◆ Directive ◆
Reproduce every entry in the listing without alteration.

◆ Data provided ◆
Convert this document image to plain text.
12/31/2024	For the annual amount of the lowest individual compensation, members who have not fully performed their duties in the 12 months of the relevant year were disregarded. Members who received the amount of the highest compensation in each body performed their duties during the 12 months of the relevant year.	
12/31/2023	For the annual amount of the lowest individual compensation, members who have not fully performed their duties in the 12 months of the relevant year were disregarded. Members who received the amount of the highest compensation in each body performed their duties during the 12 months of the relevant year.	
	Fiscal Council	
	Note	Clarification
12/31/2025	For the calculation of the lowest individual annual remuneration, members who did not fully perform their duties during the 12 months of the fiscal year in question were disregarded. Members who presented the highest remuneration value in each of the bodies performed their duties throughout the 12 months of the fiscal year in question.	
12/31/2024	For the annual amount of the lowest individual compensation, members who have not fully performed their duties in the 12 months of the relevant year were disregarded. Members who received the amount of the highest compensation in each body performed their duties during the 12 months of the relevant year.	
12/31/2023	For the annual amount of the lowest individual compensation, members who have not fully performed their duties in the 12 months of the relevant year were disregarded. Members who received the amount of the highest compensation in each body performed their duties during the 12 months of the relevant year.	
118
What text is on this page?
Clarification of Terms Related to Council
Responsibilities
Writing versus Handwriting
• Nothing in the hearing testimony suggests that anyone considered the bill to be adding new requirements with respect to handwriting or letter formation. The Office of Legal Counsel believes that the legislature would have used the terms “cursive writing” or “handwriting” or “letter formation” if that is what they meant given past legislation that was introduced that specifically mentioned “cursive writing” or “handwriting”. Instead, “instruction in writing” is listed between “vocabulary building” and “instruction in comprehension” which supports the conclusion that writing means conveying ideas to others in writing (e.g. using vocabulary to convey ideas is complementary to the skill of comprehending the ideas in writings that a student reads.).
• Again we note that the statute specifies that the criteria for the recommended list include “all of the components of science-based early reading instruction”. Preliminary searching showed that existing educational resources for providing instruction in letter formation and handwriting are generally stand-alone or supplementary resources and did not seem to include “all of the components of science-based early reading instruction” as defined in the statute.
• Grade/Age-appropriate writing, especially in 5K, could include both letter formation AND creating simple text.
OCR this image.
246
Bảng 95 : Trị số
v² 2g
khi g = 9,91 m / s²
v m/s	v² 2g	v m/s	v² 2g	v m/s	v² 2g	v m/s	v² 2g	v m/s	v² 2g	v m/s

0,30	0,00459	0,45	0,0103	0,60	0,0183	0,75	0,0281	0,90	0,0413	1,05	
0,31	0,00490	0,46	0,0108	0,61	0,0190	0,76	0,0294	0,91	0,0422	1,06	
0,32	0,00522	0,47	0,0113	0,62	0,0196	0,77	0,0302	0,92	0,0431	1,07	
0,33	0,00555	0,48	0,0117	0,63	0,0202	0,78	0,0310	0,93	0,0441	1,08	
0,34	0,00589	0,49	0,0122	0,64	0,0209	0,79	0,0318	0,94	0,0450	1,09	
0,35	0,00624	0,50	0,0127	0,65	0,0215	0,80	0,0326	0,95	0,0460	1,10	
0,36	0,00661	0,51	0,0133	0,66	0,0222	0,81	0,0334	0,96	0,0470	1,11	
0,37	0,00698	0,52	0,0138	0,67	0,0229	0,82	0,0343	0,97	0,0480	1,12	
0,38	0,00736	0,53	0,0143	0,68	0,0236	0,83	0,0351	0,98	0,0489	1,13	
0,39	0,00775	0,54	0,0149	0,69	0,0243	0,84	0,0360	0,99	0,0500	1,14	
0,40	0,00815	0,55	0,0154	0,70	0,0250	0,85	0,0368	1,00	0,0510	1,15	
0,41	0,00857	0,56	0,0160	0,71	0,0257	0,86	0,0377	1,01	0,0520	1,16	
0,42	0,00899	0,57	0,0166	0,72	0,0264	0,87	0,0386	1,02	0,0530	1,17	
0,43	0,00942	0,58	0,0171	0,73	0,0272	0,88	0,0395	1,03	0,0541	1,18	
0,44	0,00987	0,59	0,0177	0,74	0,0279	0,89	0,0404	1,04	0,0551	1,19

◆ Complete answer ◆
Convert this document image to plain text.
12/31/2024	For the annual amount of the lowest individual compensation, members who have not fully performed their duties in the 12 months of the relevant year were disregarded. Members who received the amount of the highest compensation in each body performed their duties during the 12 months of the relevant year.	
12/31/2023	For the annual amount of the lowest individual compensation, members who have not fully performed their duties in the 12 months of the relevant year were disregarded. Members who received the amount of the highest compensation in each body performed their duties during the 12 months of the relevant year.	
	Fiscal Council	
	Note	Clarification
12/31/2025	For the calculation of the lowest individual annual remuneration, members who did not fully perform their duties during the 12 months of the fiscal year in question were disregarded. Members who presented the highest remuneration value in each of the bodies performed their duties throughout the 12 months of the fiscal year in question.	
12/31/2024	For the annual amount of the lowest individual compensation, members who have not fully performed their duties in the 12 months of the relevant year were disregarded. Members who received the amount of the highest compensation in each body performed their duties during the 12 months of the relevant year.	
12/31/2023	For the annual amount of the lowest individual compensation, members who have not fully performed their duties in the 12 months of the relevant year were disregarded. Members who received the amount of the highest compensation in each body performed their duties during the 12 months of the relevant year.	
118
What text is on this page?
Clarification of Terms Related to Council
Responsibilities
Writing versus Handwriting
• Nothing in the hearing testimony suggests that anyone considered the bill to be adding new requirements with respect to handwriting or letter formation. The Office of Legal Counsel believes that the legislature would have used the terms “cursive writing” or “handwriting” or “letter formation” if that is what they meant given past legislation that was introduced that specifically mentioned “cursive writing” or “handwriting”. Instead, “instruction in writing” is listed between “vocabulary building” and “instruction in comprehension” which supports the conclusion that writing means conveying ideas to others in writing (e.g. using vocabulary to convey ideas is complementary to the skill of comprehending the ideas in writings that a student reads.).
• Again we note that the statute specifies that the criteria for the recommended list include “all of the components of science-based early reading instruction”. Preliminary searching showed that existing educational resources for providing instruction in letter formation and handwriting are generally stand-alone or supplementary resources and did not seem to include “all of the components of science-based early reading instruction” as defined in the statute.
• Grade/Age-appropriate writing, especially in 5K, could include both letter formation AND creating simple text.
OCR this image.
246
Bảng 95 : Trị số
v² 2g
khi g = 9,91 m / s²
v m/s	v² 2g	v m/s	v² 2g	v m/s	v² 2g	v m/s	v² 2g	v m/s	v² 2g	v m/s

0,30	0,00459	0,45	0,0103	0,60	0,0183	0,75	0,0281	0,90	0,0413	1,05	
0,31	0,00490	0,46	0,0108	0,61	0,0190	0,76	0,0294	0,91	0,0422	1,06	
0,32	0,00522	0,47	0,0113	0,62	0,0196	0,77	0,0302	0,92	0,0431	1,07	
0,33	0,00555	0,48	0,0117	0,63	0,0202	0,78	0,0310	0,93	0,0441	1,08	
0,34	0,00589	0,49	0,0122	0,64	0,0209	0,79	0,0318	0,94	0,0450	1,09	
0,35	0,00624	0,50	0,0127	0,65	0,0215	0,80	0,0326	0,95	0,0460	1,10	
0,36	0,00661	0,51	0,0133	0,66	0,0222	0,81	0,0334	0,96	0,0470	1,11	
0,37	0,00698	0,52	0,0138	0,67	0,0229	0,82	0,0343	0,97	0,0480	1,12	
0,38	0,00736	0,53	0,0143	0,68	0,0236	0,83	0,0351	0,98	0,0489	1,13	
0,39	0,00775	0,54	0,0149	0,69	0,0243	0,84	0,0360	0,99	0,0500	1,14	
0,40	0,00815	0,55	0,0154	0,70	0,0250	0,85	0,0368	1,00	0,0510	1,15	
0,41	0,00857	0,56	0,0160	0,71	0,0257	0,86	0,0377	1,01	0,0520	1,16	
0,42	0,00899	0,57	0,0166	0,72	0,0264	0,87	0,0386	1,02	0,0530	1,17	
0,43	0,00942	0,58	0,0171	0,73	0,0272	0,88	0,0395	1,03	0,0541	1,18	
0,44	0,00987	0,59	0,0177	0,74	0,0279	0,89	0,0404	1,04	0,0551	1,19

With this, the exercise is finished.